■ **What you have to do**
Without the pictures, copy all the entries below exactly.

======

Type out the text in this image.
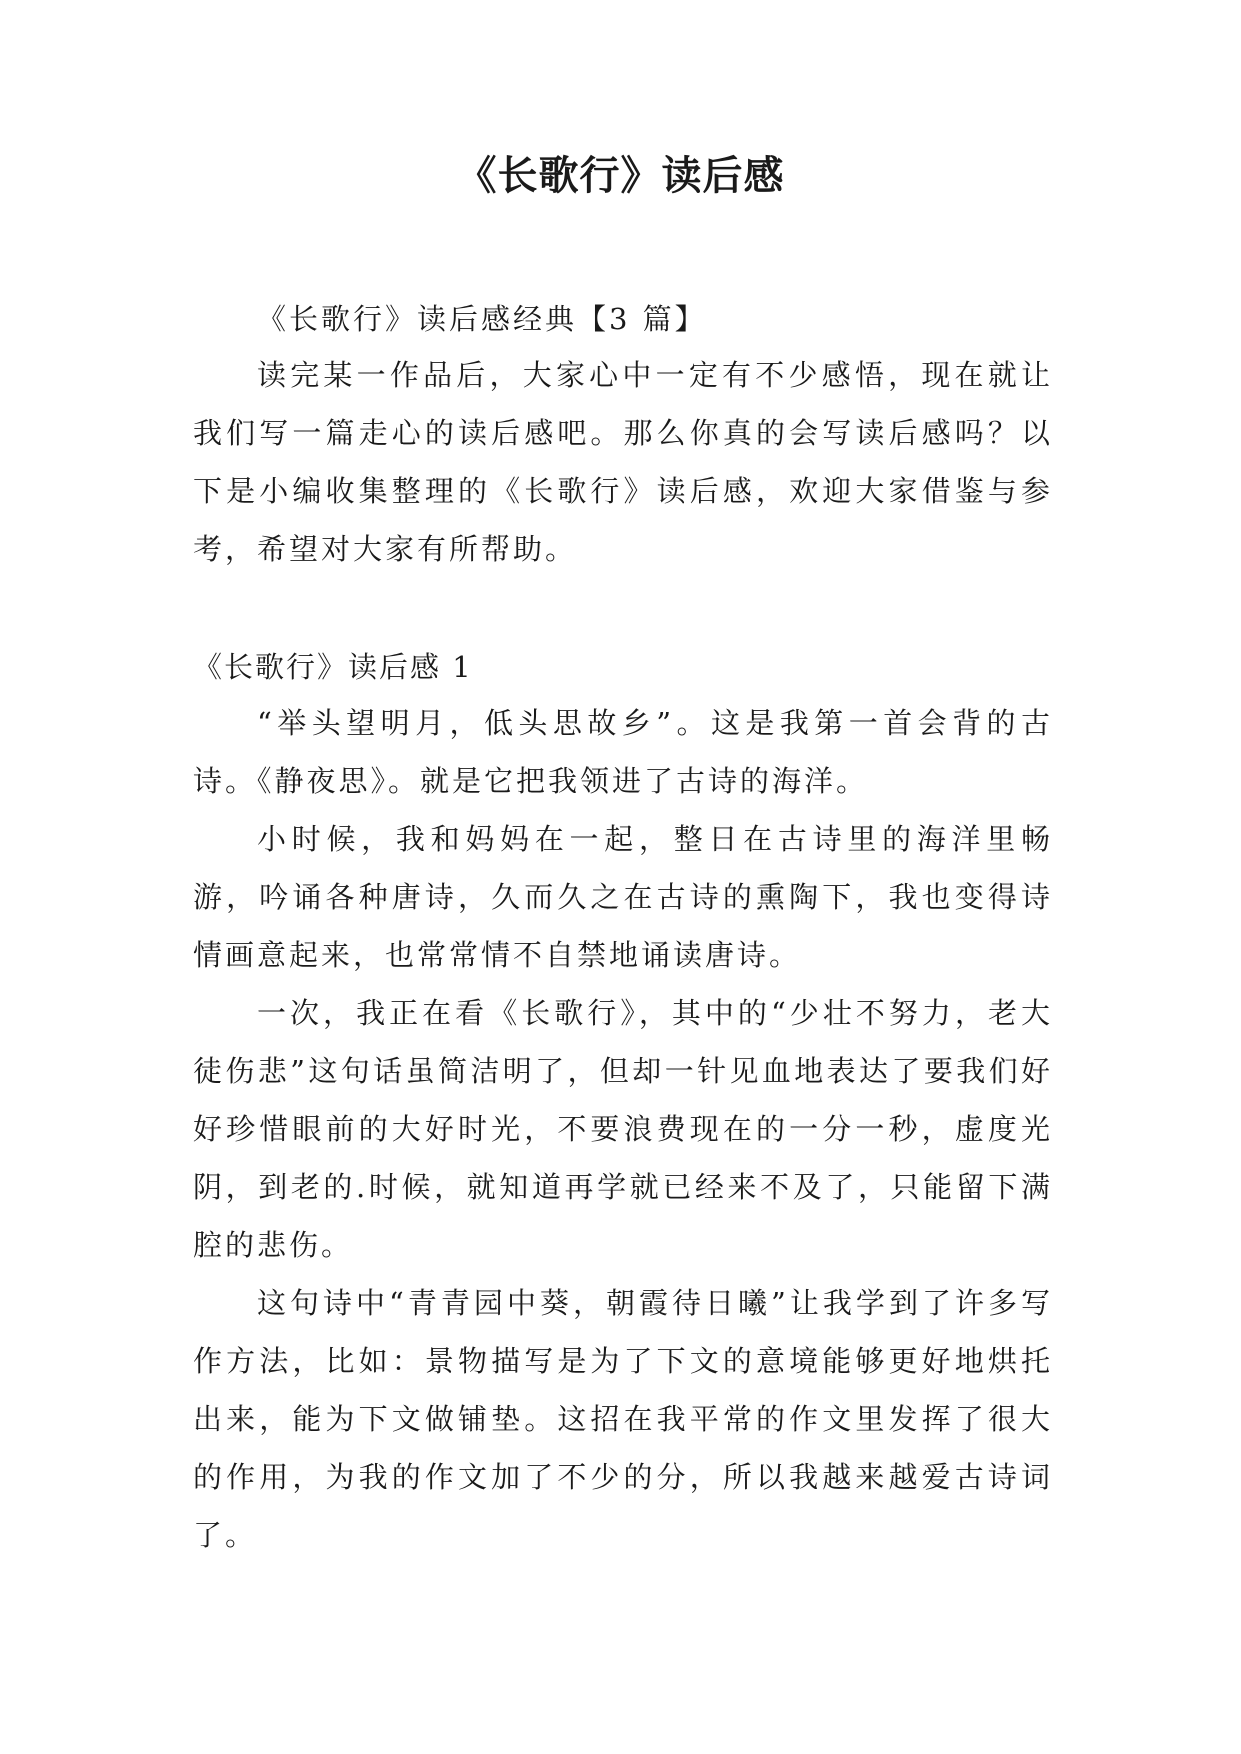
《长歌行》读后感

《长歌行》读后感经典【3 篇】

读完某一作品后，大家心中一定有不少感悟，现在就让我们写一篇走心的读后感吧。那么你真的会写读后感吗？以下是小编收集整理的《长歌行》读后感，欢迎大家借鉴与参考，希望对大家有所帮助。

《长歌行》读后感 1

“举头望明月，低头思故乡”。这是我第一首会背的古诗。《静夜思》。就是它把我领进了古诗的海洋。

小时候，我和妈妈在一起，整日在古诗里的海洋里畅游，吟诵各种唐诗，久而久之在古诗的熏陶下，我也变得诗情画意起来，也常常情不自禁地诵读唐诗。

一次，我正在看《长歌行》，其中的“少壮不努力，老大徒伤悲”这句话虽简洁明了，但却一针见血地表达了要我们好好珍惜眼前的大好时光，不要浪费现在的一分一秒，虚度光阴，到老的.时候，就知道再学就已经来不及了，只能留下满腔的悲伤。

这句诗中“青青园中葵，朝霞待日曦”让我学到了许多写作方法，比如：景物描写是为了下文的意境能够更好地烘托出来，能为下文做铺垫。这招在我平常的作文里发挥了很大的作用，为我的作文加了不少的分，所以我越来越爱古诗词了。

======

■ **Solution to this task**
Type out the text in this image.
《长歌行》读后感

《长歌行》读后感经典【3 篇】

读完某一作品后，大家心中一定有不少感悟，现在就让我们写一篇走心的读后感吧。那么你真的会写读后感吗？以下是小编收集整理的《长歌行》读后感，欢迎大家借鉴与参考，希望对大家有所帮助。

《长歌行》读后感 1

“举头望明月，低头思故乡”。这是我第一首会背的古诗。《静夜思》。就是它把我领进了古诗的海洋。

小时候，我和妈妈在一起，整日在古诗里的海洋里畅游，吟诵各种唐诗，久而久之在古诗的熏陶下，我也变得诗情画意起来，也常常情不自禁地诵读唐诗。

一次，我正在看《长歌行》，其中的“少壮不努力，老大徒伤悲”这句话虽简洁明了，但却一针见血地表达了要我们好好珍惜眼前的大好时光，不要浪费现在的一分一秒，虚度光阴，到老的.时候，就知道再学就已经来不及了，只能留下满腔的悲伤。

这句诗中“青青园中葵，朝霞待日曦”让我学到了许多写作方法，比如：景物描写是为了下文的意境能够更好地烘托出来，能为下文做铺垫。这招在我平常的作文里发挥了很大的作用，为我的作文加了不少的分，所以我越来越爱古诗词了。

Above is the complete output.